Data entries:
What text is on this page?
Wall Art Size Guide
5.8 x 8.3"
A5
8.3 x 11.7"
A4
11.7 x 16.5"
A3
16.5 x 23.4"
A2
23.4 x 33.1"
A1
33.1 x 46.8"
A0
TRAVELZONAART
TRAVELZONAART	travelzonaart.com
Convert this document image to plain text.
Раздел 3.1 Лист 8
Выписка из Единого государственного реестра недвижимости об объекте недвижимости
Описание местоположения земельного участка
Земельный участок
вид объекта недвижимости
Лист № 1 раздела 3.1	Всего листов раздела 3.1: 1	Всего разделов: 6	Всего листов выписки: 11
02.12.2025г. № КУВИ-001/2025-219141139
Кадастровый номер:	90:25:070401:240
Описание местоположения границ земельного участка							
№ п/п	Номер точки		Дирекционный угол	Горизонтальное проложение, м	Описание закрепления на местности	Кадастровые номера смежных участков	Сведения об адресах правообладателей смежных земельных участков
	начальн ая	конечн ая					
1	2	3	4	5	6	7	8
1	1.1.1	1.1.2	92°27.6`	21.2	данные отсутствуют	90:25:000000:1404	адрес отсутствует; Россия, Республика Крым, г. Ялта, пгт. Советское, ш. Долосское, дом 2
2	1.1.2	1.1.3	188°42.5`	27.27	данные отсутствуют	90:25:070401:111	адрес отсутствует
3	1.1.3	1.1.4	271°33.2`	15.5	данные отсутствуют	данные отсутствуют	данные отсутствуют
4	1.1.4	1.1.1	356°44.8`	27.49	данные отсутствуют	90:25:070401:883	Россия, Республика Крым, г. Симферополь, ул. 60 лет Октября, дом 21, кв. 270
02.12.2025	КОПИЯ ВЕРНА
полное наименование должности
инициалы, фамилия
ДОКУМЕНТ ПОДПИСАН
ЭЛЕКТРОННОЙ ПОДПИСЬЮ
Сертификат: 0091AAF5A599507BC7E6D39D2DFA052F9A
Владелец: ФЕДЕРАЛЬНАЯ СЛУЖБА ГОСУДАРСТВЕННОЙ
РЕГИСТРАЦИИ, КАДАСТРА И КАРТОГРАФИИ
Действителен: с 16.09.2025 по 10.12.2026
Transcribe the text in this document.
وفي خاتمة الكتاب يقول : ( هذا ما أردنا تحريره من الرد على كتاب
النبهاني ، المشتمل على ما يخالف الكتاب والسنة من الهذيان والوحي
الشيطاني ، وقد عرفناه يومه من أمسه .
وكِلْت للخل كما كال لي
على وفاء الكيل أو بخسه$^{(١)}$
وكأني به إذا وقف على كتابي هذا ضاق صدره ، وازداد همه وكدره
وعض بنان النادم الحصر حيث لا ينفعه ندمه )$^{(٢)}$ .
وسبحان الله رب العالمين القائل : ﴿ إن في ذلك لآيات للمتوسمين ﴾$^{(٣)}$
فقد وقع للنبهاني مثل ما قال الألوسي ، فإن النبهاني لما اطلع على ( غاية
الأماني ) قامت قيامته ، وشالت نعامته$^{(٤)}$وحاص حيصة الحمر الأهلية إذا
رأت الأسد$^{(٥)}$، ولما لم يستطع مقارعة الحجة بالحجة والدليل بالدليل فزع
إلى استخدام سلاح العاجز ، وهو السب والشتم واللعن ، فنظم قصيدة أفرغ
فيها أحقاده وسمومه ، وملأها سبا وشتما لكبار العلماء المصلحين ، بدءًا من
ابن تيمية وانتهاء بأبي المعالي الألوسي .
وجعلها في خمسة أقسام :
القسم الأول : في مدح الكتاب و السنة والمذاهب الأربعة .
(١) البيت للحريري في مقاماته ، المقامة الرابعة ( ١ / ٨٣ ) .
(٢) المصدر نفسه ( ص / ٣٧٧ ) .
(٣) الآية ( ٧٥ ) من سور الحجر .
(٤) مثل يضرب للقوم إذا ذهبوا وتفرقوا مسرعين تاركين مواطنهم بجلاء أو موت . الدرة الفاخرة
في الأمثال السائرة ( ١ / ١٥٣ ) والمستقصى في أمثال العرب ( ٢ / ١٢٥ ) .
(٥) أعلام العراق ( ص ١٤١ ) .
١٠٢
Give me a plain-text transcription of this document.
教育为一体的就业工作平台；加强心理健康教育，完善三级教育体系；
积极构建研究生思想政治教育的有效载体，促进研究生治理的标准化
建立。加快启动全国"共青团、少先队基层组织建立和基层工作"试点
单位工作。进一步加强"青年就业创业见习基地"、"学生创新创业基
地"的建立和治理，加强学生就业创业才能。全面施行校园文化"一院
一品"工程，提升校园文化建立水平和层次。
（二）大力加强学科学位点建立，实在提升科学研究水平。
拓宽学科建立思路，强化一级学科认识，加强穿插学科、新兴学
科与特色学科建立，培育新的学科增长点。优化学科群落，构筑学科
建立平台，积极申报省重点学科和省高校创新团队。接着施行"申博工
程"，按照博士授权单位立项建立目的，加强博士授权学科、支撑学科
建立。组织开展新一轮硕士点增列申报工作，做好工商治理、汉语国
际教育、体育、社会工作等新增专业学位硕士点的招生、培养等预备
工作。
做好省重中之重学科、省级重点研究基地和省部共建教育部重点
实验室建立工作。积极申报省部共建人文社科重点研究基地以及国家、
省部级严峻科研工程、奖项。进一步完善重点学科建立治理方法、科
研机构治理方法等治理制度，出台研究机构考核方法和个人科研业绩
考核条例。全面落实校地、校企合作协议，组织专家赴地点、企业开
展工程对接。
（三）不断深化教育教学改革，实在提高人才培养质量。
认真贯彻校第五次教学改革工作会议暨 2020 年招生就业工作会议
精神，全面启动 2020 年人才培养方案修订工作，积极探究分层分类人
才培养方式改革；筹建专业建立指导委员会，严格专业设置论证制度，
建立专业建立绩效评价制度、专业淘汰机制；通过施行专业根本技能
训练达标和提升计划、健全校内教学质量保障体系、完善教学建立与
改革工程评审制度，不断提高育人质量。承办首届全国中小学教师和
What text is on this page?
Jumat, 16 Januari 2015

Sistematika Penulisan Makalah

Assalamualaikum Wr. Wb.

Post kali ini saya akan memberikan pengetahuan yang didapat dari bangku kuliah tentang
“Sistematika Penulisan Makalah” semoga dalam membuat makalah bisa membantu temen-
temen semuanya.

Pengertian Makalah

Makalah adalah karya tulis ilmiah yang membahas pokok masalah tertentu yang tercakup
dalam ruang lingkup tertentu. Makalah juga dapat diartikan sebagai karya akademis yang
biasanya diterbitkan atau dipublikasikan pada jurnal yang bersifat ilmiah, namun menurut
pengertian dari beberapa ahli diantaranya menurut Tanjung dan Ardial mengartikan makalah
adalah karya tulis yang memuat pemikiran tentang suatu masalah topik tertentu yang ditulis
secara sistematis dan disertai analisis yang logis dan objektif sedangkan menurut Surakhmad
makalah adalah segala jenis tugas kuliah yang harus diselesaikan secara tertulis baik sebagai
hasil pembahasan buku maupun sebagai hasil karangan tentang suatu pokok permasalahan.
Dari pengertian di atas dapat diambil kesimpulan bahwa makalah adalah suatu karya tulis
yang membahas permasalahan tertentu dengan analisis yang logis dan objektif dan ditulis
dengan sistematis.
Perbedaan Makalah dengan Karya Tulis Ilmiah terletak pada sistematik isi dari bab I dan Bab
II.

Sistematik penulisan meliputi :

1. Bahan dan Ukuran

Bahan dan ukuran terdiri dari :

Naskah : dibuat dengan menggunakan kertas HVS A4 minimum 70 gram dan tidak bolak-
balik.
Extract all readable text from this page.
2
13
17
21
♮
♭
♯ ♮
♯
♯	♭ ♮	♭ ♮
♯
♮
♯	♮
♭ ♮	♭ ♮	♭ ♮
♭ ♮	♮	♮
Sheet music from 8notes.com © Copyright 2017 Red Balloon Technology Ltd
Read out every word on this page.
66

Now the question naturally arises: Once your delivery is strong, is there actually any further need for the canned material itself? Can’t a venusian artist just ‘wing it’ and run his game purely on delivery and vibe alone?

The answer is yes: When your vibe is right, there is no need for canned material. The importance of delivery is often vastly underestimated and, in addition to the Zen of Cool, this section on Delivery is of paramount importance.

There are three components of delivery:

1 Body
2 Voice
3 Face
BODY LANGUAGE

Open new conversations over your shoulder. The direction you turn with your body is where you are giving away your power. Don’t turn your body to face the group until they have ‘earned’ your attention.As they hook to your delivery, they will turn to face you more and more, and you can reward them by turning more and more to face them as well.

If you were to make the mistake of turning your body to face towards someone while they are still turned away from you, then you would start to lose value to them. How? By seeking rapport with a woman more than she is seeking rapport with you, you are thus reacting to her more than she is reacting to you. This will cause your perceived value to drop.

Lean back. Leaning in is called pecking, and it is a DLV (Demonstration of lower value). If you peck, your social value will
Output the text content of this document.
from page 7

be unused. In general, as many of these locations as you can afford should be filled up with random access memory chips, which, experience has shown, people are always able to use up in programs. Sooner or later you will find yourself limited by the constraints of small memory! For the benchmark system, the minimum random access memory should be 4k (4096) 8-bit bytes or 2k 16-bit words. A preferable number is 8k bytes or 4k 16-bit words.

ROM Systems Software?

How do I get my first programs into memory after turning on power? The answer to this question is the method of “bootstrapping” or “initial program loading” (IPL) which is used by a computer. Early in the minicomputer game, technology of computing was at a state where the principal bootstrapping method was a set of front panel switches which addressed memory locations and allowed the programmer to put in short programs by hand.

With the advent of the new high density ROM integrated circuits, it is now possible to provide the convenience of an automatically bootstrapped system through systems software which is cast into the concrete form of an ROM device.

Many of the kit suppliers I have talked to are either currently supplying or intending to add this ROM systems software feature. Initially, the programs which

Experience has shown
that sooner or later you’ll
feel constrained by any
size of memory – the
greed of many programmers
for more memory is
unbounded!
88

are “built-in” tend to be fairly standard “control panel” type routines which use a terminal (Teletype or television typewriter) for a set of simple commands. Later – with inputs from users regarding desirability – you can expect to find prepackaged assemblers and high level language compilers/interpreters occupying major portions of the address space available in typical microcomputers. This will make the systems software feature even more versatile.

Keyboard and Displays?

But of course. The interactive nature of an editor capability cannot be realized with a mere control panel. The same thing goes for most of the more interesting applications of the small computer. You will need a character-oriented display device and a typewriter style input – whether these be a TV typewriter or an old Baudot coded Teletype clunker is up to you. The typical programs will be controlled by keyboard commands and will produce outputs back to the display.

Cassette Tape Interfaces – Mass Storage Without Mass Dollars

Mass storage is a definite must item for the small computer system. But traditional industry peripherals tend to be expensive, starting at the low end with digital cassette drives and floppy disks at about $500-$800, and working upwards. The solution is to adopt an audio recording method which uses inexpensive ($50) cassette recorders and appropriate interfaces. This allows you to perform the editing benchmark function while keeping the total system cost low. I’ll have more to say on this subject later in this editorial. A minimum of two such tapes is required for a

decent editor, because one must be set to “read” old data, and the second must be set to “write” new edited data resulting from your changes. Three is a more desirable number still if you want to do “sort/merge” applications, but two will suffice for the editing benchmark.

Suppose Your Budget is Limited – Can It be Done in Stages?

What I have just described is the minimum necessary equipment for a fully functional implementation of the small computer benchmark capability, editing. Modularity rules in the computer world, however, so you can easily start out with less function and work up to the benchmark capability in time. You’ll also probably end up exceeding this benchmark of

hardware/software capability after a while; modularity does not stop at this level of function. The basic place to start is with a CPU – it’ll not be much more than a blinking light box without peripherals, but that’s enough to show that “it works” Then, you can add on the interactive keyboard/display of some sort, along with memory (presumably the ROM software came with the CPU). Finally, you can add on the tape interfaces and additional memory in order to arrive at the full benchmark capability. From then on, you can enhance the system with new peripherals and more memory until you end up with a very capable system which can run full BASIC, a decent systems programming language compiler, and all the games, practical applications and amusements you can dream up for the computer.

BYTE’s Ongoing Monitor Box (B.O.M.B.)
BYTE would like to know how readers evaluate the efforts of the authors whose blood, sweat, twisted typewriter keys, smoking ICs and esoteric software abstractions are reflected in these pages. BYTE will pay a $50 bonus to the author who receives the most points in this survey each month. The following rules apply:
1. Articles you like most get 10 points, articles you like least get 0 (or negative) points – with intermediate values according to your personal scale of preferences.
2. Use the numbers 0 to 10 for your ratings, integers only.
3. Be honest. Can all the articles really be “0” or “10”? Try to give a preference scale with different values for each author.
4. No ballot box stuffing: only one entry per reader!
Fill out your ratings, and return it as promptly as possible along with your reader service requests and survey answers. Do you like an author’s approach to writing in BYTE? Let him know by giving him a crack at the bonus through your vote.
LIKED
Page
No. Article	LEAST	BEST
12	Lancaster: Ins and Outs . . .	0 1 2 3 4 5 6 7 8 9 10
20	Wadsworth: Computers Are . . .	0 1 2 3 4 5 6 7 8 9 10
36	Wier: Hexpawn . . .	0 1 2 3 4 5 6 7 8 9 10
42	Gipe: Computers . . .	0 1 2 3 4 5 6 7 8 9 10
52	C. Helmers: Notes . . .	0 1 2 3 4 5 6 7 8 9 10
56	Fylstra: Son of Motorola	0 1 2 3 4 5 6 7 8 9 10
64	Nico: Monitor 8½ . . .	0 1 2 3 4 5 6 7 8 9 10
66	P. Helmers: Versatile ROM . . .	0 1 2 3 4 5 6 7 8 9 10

YOUR INSTRUCTIONS
Which lines contain "values"? Show each of them.

CORRECT OUTPUT
1. Articles you like most get 10 points, articles you like least get 0 (or negative) points – with intermediate values according to your personal scale of preferences.
3. Be honest. Can all the articles really be “0” or “10”? Try to give a preference scale with different values for each author.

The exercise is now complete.